• **Text for analysis**

■ ■ ■

Hmm I guess you are calling it on the inner type, so it should use the default formatting? I am not sure what is going on there. What zig version are you running, do you have a small complete example that creates the compiler bug?

$ zig version
0.12.0-dev.3533+e5d900268

MRE:

const std = @import("std");

fn formatDebugCtr(comptime T: type) (fn (T, []const u8, std.fmt.FormatOptions, anytype) anyerror!void) {
  return struct {
    fn formatDebug(
      any: T,
      comptime fmt: []const u8,
      options: std.fmt.FormatOptions,
      writer: anytype,
    ) !void {
      // TODO: set options to decimal?
      try std.fmt.formatType(any, fmt, options, writer, std.options.fmt_max_depth);
    }
  }.formatDebug;
}

pub fn fmtDebug(any: anytype) std.fmt.Formatter(formatDebugCtr(@TypeOf(any))) {
  return .{ .data = any };
}

const MyStruct = struct {
  foo: f32,
};

pub fn main() !void {
  const myStruct: MyStruct = .{ .foo = 0.123 };
  std.log.debug("{}", .{ fmtDebug(myStruct) });
}

compile it with:

$ zig build-exe mre.zig
thread 41603 panic: zig compiler bug: GenericPoison
Unable to dump stack trace: debug info stripped
Aborted (core dumped)

Regarding the compiler bug I don’t know whether this is meant to be something that isn’t allowed and should get some kind of error message, about going a few levels too deep into meta-programming or something along those lines, or whether this is something that actually should work in zig.

It would be good to get a perspective on this compiler bug from somebody who knows what is going on. @mlugg Can you give us some perspective on what is happening here, if this is something that needs to be fixed / has an issue or needs one?


I can change the code to mimic what Formatter does and then it works (I think because it avoids using the “generically instanced” function and instead generates a type with a format function):

const std = @import("std");

fn FormatIt(comptime T: type) type {
    return struct {
        data: T,

        pub fn format(
            self: @This(),
            comptime fmt: []const u8,
            options: std.fmt.FormatOptions,
            writer: anytype,
        ) !void {
            try std.fmt.formatType(self.data, fmt, options, writer, std.options.fmt_max_depth);
        }
    };
}

fn formatIt(it: anytype) FormatIt(@TypeOf(it)) {
    return .{ .data = it };
}

const MyStruct = struct {
    foo: f32,
};

pub fn main() !void {
    const myStruct: MyStruct = .{ .foo = 0.123 };
    std.log.debug("{}", .{formatIt(myStruct)});
}

Output:

debug: mre2.MyStruct{ .foo = 1.23000003e-01 }

The part that is still unsolved is how could you customize the default way of printing nested values.

Maybe there could be something similar to a custom logger but for formatting defaults, which would allow you to pick which formatting is used when no explicit one is provided, but I don’t know if something like this has been proposed/rejected already.

1 Like

I think it is the return type on formatDebugCtr that is causing the compiler to have a headache here. I’m not knowledgeable on compiler internals and I haven’t been using Zig recently, but I remember running into similar issues when playing around with generic madness in the past.

Switching to the following compiles without issue.

■ ■ ■

• **Dataset content**
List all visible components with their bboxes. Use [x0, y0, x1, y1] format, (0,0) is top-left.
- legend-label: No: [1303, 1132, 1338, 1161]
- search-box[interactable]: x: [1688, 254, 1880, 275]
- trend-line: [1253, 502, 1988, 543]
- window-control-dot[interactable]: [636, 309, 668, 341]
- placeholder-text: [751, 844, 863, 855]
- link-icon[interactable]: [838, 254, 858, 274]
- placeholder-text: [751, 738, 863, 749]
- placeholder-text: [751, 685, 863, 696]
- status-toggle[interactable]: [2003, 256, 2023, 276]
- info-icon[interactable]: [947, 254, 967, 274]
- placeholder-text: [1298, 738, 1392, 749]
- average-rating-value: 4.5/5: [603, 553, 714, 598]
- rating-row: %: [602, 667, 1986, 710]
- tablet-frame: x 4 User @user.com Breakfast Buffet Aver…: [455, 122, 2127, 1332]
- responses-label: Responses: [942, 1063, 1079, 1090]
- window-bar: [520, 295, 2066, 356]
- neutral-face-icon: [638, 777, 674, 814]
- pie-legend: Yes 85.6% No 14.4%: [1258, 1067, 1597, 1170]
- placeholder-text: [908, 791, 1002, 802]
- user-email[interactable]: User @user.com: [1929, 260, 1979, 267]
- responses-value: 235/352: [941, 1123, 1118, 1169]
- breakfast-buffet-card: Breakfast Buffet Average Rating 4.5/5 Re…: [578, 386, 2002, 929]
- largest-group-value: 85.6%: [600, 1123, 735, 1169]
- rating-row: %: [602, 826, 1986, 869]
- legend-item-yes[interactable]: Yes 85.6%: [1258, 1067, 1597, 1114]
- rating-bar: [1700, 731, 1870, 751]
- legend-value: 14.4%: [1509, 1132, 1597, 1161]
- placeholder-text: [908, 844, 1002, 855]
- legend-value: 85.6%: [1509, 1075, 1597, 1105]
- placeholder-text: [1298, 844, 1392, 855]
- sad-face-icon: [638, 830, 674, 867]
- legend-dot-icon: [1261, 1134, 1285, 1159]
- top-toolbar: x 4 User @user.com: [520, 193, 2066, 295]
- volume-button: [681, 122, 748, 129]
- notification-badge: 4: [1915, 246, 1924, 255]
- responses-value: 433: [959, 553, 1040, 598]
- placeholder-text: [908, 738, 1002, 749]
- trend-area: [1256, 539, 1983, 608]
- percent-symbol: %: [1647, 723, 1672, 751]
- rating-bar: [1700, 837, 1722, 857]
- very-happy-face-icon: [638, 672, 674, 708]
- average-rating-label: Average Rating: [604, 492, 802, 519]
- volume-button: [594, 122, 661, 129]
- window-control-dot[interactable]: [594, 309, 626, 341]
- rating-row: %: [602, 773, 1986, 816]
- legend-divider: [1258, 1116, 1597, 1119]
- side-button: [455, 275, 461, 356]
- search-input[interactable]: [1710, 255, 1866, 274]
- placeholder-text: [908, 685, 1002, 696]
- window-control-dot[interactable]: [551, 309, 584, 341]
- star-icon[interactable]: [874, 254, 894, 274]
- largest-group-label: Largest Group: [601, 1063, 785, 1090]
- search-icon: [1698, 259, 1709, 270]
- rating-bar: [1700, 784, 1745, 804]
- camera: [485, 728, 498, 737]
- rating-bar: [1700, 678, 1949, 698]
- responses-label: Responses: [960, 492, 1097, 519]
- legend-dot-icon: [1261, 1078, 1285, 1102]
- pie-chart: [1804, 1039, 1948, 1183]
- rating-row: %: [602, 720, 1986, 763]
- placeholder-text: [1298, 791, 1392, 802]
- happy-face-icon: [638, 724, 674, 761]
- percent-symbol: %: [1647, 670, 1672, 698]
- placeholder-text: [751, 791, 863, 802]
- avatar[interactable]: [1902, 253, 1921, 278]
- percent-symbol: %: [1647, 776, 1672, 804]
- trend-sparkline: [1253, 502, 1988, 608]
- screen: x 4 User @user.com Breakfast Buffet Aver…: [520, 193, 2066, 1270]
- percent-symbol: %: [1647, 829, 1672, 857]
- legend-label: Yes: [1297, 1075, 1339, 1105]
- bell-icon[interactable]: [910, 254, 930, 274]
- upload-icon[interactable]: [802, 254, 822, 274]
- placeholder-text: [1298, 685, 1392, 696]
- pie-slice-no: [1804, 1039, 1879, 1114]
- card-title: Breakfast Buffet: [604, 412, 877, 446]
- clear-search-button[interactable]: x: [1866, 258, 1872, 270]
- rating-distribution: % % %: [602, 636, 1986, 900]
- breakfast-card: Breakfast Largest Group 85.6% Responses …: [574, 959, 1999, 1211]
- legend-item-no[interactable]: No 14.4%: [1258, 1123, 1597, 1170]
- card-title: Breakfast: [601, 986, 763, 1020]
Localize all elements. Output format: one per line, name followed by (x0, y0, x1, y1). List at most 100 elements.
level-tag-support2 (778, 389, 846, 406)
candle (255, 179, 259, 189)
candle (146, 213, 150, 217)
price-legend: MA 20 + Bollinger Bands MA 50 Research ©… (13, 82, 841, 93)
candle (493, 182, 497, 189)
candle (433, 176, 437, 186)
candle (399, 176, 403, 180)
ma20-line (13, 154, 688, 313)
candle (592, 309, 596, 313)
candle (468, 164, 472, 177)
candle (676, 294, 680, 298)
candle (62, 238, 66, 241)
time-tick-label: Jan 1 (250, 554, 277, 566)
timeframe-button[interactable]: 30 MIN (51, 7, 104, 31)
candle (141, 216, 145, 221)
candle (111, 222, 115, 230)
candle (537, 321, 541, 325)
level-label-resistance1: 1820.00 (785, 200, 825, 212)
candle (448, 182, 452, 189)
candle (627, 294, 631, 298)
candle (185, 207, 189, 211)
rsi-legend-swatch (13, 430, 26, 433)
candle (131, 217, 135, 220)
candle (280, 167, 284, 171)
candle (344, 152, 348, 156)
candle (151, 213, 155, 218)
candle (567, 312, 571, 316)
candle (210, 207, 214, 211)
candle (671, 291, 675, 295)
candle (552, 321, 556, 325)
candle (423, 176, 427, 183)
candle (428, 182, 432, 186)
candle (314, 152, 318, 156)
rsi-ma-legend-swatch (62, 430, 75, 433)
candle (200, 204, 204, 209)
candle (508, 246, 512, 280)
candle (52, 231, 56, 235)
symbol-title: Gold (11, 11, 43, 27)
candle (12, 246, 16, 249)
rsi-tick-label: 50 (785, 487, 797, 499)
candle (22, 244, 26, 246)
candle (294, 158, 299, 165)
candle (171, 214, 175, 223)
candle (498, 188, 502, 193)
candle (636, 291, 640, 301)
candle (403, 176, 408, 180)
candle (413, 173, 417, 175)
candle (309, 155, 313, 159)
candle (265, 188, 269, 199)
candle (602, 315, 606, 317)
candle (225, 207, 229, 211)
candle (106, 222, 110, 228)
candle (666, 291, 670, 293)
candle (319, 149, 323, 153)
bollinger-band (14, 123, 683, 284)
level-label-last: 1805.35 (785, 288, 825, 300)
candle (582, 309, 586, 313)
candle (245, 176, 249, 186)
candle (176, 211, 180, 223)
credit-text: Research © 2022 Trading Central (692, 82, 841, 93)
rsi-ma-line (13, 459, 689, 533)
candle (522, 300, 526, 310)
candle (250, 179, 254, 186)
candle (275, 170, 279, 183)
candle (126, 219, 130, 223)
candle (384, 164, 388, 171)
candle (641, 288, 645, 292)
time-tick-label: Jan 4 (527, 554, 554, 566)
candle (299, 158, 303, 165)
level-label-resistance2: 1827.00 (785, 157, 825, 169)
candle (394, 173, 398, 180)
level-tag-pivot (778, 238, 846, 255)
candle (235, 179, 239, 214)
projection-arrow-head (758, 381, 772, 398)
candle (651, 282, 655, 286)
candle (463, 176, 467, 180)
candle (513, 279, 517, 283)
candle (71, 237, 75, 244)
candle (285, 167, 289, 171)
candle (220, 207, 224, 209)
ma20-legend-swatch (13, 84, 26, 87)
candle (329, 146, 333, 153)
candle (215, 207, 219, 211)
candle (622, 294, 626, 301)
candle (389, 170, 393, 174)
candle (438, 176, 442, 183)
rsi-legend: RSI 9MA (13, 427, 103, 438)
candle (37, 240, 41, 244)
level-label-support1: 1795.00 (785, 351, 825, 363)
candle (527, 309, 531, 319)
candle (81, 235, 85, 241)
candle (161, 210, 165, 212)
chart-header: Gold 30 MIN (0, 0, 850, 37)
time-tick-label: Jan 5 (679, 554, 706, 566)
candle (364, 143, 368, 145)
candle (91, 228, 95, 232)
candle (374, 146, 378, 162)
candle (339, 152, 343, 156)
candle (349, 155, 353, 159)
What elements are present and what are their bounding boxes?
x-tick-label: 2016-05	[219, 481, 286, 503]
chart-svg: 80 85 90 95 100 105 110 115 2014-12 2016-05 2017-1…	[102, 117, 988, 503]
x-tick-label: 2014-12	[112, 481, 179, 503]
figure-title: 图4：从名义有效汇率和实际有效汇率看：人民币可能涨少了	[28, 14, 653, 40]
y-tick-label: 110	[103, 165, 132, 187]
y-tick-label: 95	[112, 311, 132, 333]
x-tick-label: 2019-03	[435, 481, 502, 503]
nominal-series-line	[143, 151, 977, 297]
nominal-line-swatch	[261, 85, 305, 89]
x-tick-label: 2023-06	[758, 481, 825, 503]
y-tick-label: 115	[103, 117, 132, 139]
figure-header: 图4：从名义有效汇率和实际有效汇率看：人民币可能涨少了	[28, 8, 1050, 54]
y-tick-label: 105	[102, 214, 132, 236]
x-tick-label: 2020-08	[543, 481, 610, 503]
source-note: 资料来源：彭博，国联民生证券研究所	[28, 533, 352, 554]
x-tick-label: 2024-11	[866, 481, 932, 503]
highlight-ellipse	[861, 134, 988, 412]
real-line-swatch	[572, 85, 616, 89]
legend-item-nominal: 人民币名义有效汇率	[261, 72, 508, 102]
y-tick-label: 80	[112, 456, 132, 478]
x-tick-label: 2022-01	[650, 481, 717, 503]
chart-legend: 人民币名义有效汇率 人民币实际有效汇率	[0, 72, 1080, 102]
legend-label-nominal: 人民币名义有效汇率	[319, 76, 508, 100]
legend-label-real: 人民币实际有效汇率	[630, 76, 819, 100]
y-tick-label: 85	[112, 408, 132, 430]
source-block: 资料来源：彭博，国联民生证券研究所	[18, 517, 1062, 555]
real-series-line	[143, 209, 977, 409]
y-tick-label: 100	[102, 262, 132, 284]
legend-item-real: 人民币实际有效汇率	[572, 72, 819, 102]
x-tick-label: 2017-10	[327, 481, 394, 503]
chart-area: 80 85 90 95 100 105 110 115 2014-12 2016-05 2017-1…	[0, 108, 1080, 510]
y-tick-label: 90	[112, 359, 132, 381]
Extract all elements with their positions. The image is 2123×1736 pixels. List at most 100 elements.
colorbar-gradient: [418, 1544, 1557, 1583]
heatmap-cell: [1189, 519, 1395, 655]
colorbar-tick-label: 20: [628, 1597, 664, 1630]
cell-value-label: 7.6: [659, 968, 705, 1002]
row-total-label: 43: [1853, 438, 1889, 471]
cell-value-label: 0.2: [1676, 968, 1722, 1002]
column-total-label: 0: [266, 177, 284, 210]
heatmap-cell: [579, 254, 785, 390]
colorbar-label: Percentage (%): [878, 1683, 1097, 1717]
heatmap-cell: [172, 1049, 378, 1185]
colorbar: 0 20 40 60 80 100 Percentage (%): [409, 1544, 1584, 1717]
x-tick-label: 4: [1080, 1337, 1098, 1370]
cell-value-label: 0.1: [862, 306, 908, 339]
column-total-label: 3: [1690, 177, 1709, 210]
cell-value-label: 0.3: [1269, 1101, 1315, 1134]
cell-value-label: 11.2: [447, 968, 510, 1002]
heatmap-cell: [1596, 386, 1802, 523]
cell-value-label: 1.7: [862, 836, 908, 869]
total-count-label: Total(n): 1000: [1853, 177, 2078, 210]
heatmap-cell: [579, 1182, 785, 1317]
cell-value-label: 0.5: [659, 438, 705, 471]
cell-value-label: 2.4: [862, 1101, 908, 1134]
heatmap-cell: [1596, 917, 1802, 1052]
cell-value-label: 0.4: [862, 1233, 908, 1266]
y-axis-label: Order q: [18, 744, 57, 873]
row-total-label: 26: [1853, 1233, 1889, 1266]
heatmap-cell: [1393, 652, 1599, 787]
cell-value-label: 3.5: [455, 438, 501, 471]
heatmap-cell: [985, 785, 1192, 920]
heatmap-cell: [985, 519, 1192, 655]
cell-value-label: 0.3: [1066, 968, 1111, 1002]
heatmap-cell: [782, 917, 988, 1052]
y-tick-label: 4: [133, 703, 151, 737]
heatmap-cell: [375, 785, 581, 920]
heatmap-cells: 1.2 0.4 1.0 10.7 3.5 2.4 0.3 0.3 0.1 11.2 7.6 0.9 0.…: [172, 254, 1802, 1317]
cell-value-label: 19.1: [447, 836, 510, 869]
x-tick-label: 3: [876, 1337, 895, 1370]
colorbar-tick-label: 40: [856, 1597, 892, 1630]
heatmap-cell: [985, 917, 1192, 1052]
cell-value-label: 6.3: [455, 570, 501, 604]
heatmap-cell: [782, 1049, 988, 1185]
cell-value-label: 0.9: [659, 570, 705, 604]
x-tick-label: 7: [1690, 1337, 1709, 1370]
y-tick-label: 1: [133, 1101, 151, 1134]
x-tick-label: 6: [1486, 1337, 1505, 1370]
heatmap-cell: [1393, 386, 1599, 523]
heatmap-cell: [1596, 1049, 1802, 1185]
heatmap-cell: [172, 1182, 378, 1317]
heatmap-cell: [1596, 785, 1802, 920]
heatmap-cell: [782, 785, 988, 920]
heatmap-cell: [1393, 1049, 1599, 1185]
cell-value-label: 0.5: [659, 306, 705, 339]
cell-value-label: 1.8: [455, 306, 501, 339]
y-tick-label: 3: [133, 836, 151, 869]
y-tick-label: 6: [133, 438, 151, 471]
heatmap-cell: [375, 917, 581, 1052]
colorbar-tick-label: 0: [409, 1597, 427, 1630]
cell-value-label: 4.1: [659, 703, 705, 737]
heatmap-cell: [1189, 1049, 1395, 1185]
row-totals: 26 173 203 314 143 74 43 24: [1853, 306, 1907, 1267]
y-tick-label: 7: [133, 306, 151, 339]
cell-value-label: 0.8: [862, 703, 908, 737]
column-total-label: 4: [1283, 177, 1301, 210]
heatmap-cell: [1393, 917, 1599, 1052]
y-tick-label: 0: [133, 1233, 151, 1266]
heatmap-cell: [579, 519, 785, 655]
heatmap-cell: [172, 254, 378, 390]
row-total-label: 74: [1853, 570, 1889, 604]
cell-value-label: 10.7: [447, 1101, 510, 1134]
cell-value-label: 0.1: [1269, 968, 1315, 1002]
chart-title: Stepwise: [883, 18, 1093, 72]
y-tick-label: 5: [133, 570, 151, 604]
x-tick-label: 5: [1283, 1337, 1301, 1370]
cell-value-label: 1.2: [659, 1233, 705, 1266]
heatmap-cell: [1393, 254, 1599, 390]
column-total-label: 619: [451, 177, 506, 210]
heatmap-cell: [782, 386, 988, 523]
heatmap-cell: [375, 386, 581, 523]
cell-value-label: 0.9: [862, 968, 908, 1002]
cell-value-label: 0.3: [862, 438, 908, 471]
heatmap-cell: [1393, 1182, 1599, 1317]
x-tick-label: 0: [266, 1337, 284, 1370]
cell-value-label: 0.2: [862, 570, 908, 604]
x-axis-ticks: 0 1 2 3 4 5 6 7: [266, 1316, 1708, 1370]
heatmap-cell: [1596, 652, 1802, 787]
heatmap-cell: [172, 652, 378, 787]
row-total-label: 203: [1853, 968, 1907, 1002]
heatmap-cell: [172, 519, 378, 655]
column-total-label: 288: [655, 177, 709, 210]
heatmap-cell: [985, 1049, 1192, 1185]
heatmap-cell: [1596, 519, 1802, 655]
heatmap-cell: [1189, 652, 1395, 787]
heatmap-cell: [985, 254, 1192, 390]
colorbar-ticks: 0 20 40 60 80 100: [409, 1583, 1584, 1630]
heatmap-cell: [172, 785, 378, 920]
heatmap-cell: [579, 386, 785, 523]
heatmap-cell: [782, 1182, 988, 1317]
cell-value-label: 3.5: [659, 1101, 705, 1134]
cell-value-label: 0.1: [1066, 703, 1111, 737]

■ ■ ■

• **Exercise instructions**
1. Please repeat the forum post between "The part that" and "been proposed/rejected already.", inclusive, substituting "custom writer" for "custom logger".
2. Name every parameter of the formatDebug function in the forum post.

• **Per-task outputs**
1.
The part that is still unsolved is how could you customize the default way of printing nested values.

Maybe there could be something similar to a custom writer but for formatting defaults, which would allow you to pick which formatting is used when no explicit one is provided, but I don’t know if something like this has been proposed/rejected already.

2. any, fmt, options, writer